** Begin DATASET ROWS **
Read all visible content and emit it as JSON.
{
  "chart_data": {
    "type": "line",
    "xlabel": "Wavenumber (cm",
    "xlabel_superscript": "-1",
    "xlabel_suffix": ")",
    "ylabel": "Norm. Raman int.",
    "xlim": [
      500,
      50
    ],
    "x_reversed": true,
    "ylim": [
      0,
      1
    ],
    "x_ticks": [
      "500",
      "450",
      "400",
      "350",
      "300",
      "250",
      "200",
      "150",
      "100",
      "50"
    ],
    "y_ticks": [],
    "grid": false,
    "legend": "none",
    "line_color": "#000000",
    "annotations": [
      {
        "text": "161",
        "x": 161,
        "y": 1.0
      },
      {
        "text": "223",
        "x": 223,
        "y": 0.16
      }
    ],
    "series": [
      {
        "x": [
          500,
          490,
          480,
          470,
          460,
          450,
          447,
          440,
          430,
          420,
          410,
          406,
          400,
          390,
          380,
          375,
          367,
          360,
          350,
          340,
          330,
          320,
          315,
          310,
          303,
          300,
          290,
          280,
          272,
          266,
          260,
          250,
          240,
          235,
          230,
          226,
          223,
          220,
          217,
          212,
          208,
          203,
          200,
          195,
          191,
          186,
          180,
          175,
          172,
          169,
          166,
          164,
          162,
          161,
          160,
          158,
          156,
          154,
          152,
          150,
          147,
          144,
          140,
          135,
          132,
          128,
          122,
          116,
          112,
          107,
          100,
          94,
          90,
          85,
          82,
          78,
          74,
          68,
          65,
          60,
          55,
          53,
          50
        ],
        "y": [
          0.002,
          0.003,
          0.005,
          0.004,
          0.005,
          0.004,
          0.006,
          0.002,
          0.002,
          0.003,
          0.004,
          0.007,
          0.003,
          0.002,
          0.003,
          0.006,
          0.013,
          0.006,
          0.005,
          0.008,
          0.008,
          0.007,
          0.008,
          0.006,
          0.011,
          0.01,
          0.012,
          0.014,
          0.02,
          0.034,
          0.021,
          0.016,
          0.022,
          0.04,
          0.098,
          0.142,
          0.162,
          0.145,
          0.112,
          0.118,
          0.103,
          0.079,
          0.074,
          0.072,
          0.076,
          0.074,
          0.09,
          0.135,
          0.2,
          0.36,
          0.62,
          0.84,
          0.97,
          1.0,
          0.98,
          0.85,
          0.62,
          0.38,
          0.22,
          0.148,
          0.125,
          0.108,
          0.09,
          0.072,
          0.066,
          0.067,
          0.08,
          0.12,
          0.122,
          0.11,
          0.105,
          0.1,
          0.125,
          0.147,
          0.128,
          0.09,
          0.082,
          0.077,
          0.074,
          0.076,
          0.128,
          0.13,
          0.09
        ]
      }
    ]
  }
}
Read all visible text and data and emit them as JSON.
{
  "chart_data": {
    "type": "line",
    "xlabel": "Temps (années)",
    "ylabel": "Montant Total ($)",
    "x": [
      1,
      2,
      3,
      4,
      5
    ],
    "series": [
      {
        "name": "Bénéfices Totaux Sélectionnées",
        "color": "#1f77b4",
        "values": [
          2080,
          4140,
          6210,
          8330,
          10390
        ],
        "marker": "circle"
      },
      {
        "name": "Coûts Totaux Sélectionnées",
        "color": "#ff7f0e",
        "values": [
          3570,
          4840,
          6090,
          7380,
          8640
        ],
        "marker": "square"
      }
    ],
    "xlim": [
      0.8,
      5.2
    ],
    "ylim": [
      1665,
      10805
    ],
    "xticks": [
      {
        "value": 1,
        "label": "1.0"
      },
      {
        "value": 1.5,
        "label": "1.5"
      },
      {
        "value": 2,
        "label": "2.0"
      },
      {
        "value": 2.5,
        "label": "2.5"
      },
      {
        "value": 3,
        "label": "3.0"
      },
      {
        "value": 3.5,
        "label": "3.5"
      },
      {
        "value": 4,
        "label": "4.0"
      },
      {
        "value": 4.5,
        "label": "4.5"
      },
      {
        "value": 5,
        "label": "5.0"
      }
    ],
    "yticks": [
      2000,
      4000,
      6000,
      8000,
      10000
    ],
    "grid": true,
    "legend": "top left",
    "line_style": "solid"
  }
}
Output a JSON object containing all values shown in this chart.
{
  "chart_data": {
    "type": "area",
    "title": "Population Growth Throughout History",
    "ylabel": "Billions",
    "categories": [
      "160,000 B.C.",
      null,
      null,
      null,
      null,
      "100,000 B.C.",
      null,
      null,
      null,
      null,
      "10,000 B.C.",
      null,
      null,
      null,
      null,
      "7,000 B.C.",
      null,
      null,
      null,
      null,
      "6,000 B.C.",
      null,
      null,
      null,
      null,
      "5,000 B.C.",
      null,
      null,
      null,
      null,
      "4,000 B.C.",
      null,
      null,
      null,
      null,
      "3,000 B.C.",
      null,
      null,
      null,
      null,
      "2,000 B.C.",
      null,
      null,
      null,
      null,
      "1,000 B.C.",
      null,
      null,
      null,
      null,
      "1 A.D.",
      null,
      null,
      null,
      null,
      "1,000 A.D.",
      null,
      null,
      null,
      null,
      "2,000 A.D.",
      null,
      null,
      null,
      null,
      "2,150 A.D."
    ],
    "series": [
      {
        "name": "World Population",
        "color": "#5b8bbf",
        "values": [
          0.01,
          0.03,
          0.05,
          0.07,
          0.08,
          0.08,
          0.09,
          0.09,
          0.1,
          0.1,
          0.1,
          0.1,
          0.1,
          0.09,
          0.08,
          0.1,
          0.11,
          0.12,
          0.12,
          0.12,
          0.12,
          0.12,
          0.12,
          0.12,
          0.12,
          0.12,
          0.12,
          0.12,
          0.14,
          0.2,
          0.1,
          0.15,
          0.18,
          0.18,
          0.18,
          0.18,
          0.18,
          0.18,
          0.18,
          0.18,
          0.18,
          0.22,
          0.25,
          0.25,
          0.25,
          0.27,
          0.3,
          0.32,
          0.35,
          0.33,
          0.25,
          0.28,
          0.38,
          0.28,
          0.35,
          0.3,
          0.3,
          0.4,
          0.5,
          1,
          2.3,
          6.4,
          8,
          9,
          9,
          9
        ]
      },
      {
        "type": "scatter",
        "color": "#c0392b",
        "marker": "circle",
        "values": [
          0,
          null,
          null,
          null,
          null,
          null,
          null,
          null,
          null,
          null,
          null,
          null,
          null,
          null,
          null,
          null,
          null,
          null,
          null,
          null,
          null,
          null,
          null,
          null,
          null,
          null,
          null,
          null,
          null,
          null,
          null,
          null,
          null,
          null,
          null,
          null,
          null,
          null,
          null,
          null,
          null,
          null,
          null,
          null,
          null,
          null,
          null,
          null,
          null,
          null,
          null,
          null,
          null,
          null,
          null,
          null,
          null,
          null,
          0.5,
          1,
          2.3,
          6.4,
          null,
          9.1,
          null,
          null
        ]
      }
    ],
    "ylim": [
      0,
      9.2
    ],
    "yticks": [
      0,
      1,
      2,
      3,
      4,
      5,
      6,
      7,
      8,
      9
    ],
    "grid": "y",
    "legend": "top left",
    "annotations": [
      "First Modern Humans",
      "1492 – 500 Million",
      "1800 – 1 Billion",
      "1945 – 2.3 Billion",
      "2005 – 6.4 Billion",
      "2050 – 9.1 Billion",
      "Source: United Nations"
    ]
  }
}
** End DATASET ROWS **
PROMPT »
Select all lines in the listing above where the word "Sélectionnées" appears, and show them.

RESULT OF THE TASK »
        "name": "Bénéfices Totaux Sélectionnées",
        "name": "Coûts Totaux Sélectionnées",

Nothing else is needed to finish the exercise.